▶ **TASK**
Locate all lines with the word "element". Copy them.

----------------

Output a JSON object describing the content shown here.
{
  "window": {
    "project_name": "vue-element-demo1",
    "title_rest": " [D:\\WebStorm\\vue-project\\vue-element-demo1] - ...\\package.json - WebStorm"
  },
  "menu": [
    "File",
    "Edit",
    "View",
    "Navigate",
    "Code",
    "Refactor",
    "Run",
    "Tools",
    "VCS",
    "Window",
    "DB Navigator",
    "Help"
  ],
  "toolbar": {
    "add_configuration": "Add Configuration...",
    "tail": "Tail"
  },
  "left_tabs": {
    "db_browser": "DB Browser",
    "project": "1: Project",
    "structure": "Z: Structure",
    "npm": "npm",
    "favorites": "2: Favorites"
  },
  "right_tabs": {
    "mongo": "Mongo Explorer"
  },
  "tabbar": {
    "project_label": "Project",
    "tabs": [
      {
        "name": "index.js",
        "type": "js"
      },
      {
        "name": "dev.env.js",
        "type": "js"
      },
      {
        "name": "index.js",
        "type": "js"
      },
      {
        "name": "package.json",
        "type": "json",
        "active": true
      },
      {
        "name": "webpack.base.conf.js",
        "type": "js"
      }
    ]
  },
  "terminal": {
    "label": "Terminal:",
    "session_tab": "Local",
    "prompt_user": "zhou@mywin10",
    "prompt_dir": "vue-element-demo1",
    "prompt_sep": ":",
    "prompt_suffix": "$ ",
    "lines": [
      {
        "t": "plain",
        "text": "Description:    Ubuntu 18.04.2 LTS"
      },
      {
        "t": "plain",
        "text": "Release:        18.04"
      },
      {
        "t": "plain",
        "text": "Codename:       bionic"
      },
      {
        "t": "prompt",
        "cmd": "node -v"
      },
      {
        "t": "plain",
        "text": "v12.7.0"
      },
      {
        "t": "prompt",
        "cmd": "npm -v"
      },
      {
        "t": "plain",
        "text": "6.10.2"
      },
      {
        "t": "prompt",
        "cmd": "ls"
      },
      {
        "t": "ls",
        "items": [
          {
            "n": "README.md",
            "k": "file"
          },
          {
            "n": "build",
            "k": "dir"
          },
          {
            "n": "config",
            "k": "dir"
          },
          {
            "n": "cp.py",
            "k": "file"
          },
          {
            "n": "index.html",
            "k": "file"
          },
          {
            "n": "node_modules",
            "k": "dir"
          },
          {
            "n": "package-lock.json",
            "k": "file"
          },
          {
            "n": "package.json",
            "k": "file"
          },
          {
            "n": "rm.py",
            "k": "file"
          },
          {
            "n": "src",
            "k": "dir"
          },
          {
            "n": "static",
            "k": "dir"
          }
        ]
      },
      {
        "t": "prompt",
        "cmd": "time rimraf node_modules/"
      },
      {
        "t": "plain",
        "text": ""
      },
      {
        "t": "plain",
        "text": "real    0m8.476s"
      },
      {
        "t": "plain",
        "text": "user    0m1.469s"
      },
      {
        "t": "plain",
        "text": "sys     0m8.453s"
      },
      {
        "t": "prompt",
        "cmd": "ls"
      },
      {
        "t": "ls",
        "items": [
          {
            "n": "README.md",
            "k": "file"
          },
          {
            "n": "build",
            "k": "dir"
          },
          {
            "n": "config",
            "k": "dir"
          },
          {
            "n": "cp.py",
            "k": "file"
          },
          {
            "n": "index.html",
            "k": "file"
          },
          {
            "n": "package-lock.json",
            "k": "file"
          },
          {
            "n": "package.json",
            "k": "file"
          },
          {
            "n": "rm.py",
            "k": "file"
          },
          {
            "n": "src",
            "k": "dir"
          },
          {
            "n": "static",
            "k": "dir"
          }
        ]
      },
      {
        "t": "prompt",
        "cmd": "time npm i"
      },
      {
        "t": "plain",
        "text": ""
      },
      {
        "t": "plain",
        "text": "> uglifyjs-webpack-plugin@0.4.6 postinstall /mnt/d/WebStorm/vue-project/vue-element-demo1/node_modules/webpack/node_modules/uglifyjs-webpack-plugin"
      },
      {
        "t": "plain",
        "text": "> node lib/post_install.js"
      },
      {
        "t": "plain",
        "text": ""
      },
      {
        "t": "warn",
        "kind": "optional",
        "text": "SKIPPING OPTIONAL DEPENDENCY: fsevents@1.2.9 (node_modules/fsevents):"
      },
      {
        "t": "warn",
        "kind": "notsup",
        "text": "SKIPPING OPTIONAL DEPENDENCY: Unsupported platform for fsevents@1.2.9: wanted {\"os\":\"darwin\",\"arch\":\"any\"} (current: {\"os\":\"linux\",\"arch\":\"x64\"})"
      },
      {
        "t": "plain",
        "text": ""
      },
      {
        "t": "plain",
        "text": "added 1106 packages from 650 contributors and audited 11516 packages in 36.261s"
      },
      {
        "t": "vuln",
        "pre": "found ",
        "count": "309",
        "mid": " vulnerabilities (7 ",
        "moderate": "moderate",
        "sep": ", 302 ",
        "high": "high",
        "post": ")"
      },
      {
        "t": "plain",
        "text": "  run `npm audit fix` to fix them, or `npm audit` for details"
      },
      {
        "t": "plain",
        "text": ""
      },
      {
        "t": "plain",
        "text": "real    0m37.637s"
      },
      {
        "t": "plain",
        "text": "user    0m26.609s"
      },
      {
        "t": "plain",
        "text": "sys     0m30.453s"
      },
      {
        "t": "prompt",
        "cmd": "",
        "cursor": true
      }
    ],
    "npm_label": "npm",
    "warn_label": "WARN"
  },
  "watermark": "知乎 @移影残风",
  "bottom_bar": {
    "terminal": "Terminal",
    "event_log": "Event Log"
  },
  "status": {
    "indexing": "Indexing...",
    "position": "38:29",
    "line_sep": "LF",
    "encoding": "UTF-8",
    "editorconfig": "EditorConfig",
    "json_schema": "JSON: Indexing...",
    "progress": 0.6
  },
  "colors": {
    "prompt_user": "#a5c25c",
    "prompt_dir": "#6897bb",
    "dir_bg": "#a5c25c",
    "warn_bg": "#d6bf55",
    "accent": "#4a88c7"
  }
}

----------------

▶ **RIGHT ANSWER**
    "project_name": "vue-element-demo1",
    "title_rest": " [D:\\WebStorm\\vue-project\\vue-element-demo1] - ...\\package.json - WebStorm"
    "prompt_dir": "vue-element-demo1",
        "text": "> uglifyjs-webpack-plugin@0.4.6 postinstall /mnt/d/WebStorm/vue-project/vue-element-demo1/node_modules/webpack/node_modules/uglifyjs-webpack-plugin"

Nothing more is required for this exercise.